Exercise directions: Where the string "million" occurs in the material below, report the whole line.

Records to process:
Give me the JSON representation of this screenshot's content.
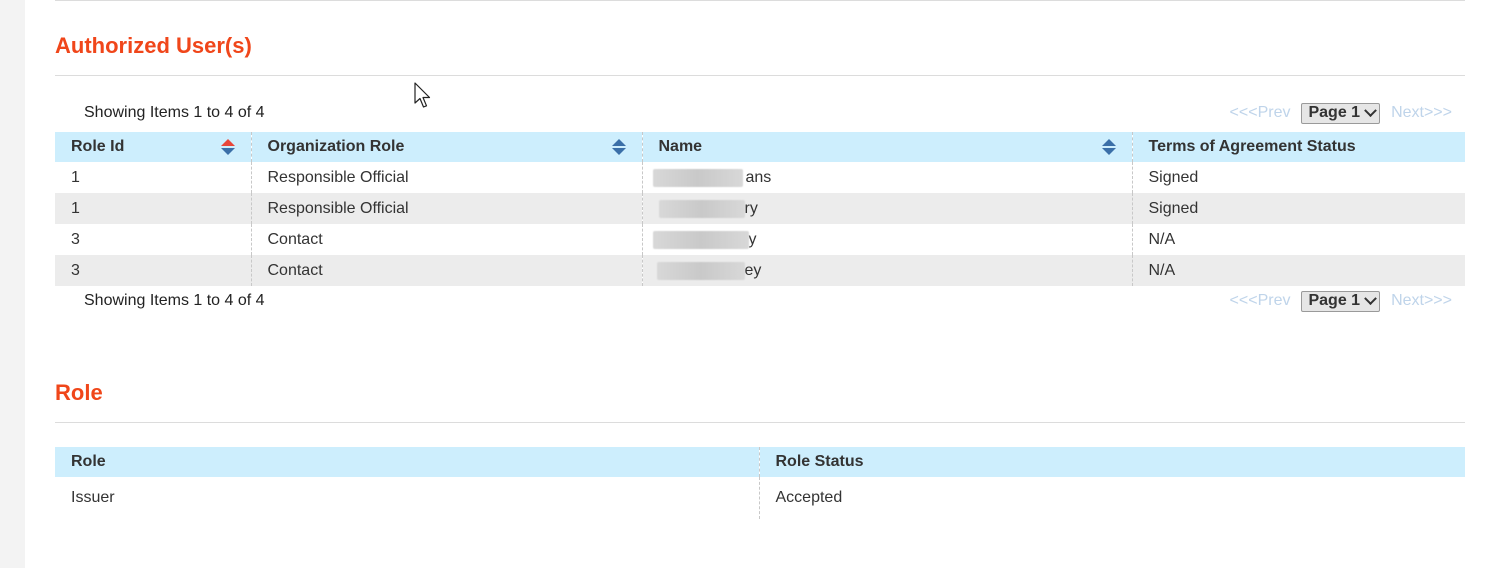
{
  "authorized_users": {
    "title": "Authorized User(s)",
    "showing_top": "Showing Items 1 to 4 of 4",
    "showing_bottom": "Showing Items 1 to 4 of 4",
    "pager": {
      "prev": "<<<Prev",
      "page": "Page 1",
      "next": "Next>>>"
    },
    "columns": [
      "Role Id",
      "Organization Role",
      "Name",
      "Terms of Agreement Status"
    ],
    "rows": [
      {
        "role_id": "1",
        "org_role": "Responsible Official",
        "name": "ans",
        "status": "Signed"
      },
      {
        "role_id": "1",
        "org_role": "Responsible Official",
        "name": "ry",
        "status": "Signed"
      },
      {
        "role_id": "3",
        "org_role": "Contact",
        "name": "y",
        "status": "N/A"
      },
      {
        "role_id": "3",
        "org_role": "Contact",
        "name": "ey",
        "status": "N/A"
      }
    ]
  },
  "role": {
    "title": "Role",
    "columns": [
      "Role",
      "Role Status"
    ],
    "rows": [
      {
        "role": "Issuer",
        "status": "Accepted"
      }
    ]
  },
  "colors": {
    "accent": "#f0461a",
    "header_bg": "#cdeefd",
    "row_alt": "#ececec",
    "sort_active": "#e8463a",
    "sort_icon": "#3a6fa8"
  },
  "icons": {
    "sort": "sort-arrows-icon",
    "cursor": "mouse-pointer-icon",
    "dropdown": "chevron-down-icon"
  }
}
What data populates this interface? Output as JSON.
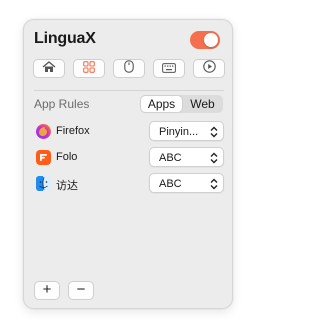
{
  "app": {
    "title": "LinguaX",
    "enabled": true,
    "accent_color": "#f46f4e"
  },
  "toolbar": {
    "buttons": [
      {
        "icon": "home-icon"
      },
      {
        "icon": "grid-icon",
        "active": true
      },
      {
        "icon": "mouse-icon"
      },
      {
        "icon": "keyboard-icon"
      },
      {
        "icon": "play-circle-icon"
      }
    ]
  },
  "rules": {
    "section_label": "App Rules",
    "tabs": [
      "Apps",
      "Web"
    ],
    "selected_tab": "Apps",
    "items": [
      {
        "app": "Firefox",
        "icon": "firefox-icon",
        "input_source": "Pinyin..."
      },
      {
        "app": "Folo",
        "icon": "folo-icon",
        "input_source": "ABC"
      },
      {
        "app": "访达",
        "icon": "finder-icon",
        "input_source": "ABC"
      }
    ]
  },
  "footer": {
    "add_label": "+",
    "remove_label": "−"
  }
}
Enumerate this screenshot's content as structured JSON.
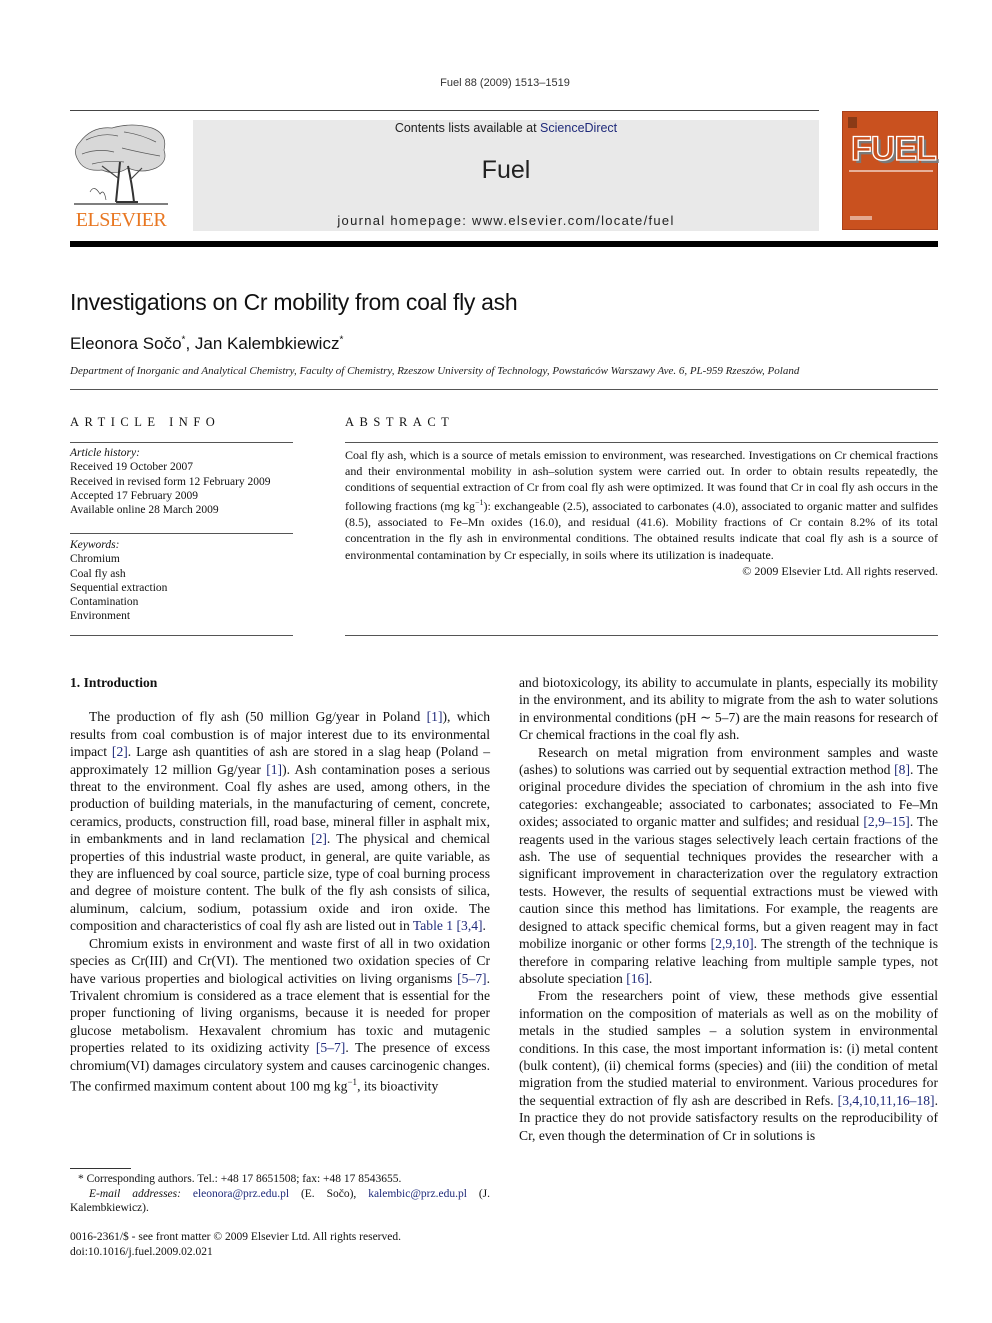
{
  "running_head": "Fuel 88 (2009) 1513–1519",
  "masthead": {
    "contents_prefix": "Contents lists available at ",
    "contents_link": "ScienceDirect",
    "journal_name": "Fuel",
    "homepage": "journal homepage: www.elsevier.com/locate/fuel"
  },
  "publisher_logo": {
    "wordmark": "ELSEVIER",
    "color": "#e87722"
  },
  "cover": {
    "title": "FUEL",
    "color": "#c9511f"
  },
  "article": {
    "title": "Investigations on Cr mobility from coal fly ash",
    "authors": [
      {
        "name": "Eleonora Sočo",
        "mark": "*"
      },
      {
        "name": "Jan Kalembkiewicz",
        "mark": "*"
      }
    ],
    "author_separator": ", ",
    "affiliation": "Department of Inorganic and Analytical Chemistry, Faculty of Chemistry, Rzeszow University of Technology, Powstańców Warszawy Ave. 6, PL-959 Rzeszów, Poland"
  },
  "article_info": {
    "heading": "ARTICLE INFO",
    "history_label": "Article history:",
    "history": [
      "Received 19 October 2007",
      "Received in revised form 12 February 2009",
      "Accepted 17 February 2009",
      "Available online 28 March 2009"
    ],
    "keywords_label": "Keywords:",
    "keywords": [
      "Chromium",
      "Coal fly ash",
      "Sequential extraction",
      "Contamination",
      "Environment"
    ]
  },
  "abstract": {
    "heading": "ABSTRACT",
    "text_1": "Coal fly ash, which is a source of metals emission to environment, was researched. Investigations on Cr chemical fractions and their environmental mobility in ash–solution system were carried out. In order to obtain results repeatedly, the conditions of sequential extraction of Cr from coal fly ash were optimized. It was found that Cr in coal fly ash occurs in the following fractions (mg kg",
    "unit_sup": "−1",
    "text_2": "): exchangeable (2.5), associated to carbonates (4.0), associated to organic matter and sulfides (8.5), associated to Fe–Mn oxides (16.0), and residual (41.6). Mobility fractions of Cr contain 8.2% of its total concentration in the fly ash in environmental conditions. The obtained results indicate that coal fly ash is a source of environmental contamination by Cr especially, in soils where its utilization is inadequate.",
    "copyright": "© 2009 Elsevier Ltd. All rights reserved."
  },
  "body": {
    "section_heading": "1. Introduction",
    "left": {
      "p1": [
        {
          "t": "The production of fly ash (50 million Gg/year in Poland "
        },
        {
          "t": "[1]",
          "ref": true
        },
        {
          "t": "), which results from coal combustion is of major interest due to its environmental impact "
        },
        {
          "t": "[2]",
          "ref": true
        },
        {
          "t": ". Large ash quantities of ash are stored in a slag heap (Poland – approximately 12 million Gg/year "
        },
        {
          "t": "[1]",
          "ref": true
        },
        {
          "t": "). Ash contamination poses a serious threat to the environment. Coal fly ashes are used, among others, in the production of building materials, in the manufacturing of cement, concrete, ceramics, products, construction fill, road base, mineral filler in asphalt mix, in embankments and in land reclamation "
        },
        {
          "t": "[2]",
          "ref": true
        },
        {
          "t": ". The physical and chemical properties of this industrial waste product, in general, are quite variable, as they are influenced by coal source, particle size, type of coal burning process and degree of moisture content. The bulk of the fly ash consists of silica, aluminum, calcium, sodium, potassium oxide and iron oxide. The composition and characteristics of coal fly ash are listed out in "
        },
        {
          "t": "Table 1",
          "ref": true
        },
        {
          "t": " "
        },
        {
          "t": "[3,4]",
          "ref": true
        },
        {
          "t": "."
        }
      ],
      "p2": [
        {
          "t": "Chromium exists in environment and waste first of all in two oxidation species as Cr(III) and Cr(VI). The mentioned two oxidation species of Cr have various properties and biological activities on living organisms "
        },
        {
          "t": "[5–7]",
          "ref": true
        },
        {
          "t": ". Trivalent chromium is considered as a trace element that is essential for the proper functioning of living organisms, because it is needed for proper glucose metabolism. Hexavalent chromium has toxic and mutagenic properties related to its oxidizing activity "
        },
        {
          "t": "[5–7]",
          "ref": true
        },
        {
          "t": ". The presence of excess chromium(VI) damages circulatory system and causes carcinogenic changes. The confirmed maximum content about 100 mg kg"
        },
        {
          "t": "−1",
          "sup": true
        },
        {
          "t": ", its bioactivity"
        }
      ]
    },
    "right": {
      "p1": [
        {
          "t": "and biotoxicology, its ability to accumulate in plants, especially its mobility in the environment, and its ability to migrate from the ash to water solutions in environmental conditions (pH ∼ 5–7) are the main reasons for research of Cr chemical fractions in the coal fly ash."
        }
      ],
      "p2": [
        {
          "t": "Research on metal migration from environment samples and waste (ashes) to solutions was carried out by sequential extraction method "
        },
        {
          "t": "[8]",
          "ref": true
        },
        {
          "t": ". The original procedure divides the speciation of chromium in the ash into five categories: exchangeable; associated to carbonates; associated to Fe–Mn oxides; associated to organic matter and sulfides; and residual "
        },
        {
          "t": "[2,9–15]",
          "ref": true
        },
        {
          "t": ". The reagents used in the various stages selectively leach certain fractions of the ash. The use of sequential techniques provides the researcher with a significant improvement in characterization over the regulatory extraction tests. However, the results of sequential extractions must be viewed with caution since this method has limitations. For example, the reagents are designed to attack specific chemical forms, but a given reagent may in fact mobilize inorganic or other forms "
        },
        {
          "t": "[2,9,10]",
          "ref": true
        },
        {
          "t": ". The strength of the technique is therefore in comparing relative leaching from multiple sample types, not absolute speciation "
        },
        {
          "t": "[16]",
          "ref": true
        },
        {
          "t": "."
        }
      ],
      "p3": [
        {
          "t": "From the researchers point of view, these methods give essential information on the composition of materials as well as on the mobility of metals in the studied samples – a solution system in environmental conditions. In this case, the most important information is: (i) metal content (bulk content), (ii) chemical forms (species) and (iii) the condition of metal migration from the studied material to environment. Various procedures for the sequential extraction of fly ash are described in Refs. "
        },
        {
          "t": "[3,4,10,11,16–18]",
          "ref": true
        },
        {
          "t": ". In practice they do not provide satisfactory results on the reproducibility of Cr, even though the determination of Cr in solutions is"
        }
      ]
    }
  },
  "footnote": {
    "star": "*",
    "corresponding": "Corresponding authors. Tel.: +48 17 8651508; fax: +48 17 8543655.",
    "email_label": "E-mail addresses:",
    "email_1": "eleonora@prz.edu.pl",
    "email_1_owner": " (E. Sočo), ",
    "email_2": "kalembic@prz.edu.pl",
    "email_2_owner": " (J. Kalembkiewicz)."
  },
  "issn_line": "0016-2361/$ - see front matter © 2009 Elsevier Ltd. All rights reserved.",
  "doi": "doi:10.1016/j.fuel.2009.02.021",
  "colors": {
    "link": "#1f2a7a",
    "masthead_bg": "#e9e9e9"
  }
}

Result below:
          "t": "The production of fly ash (50 million Gg/year in Poland "
          "t": ". Large ash quantities of ash are stored in a slag heap (Poland – approximately 12 million Gg/year "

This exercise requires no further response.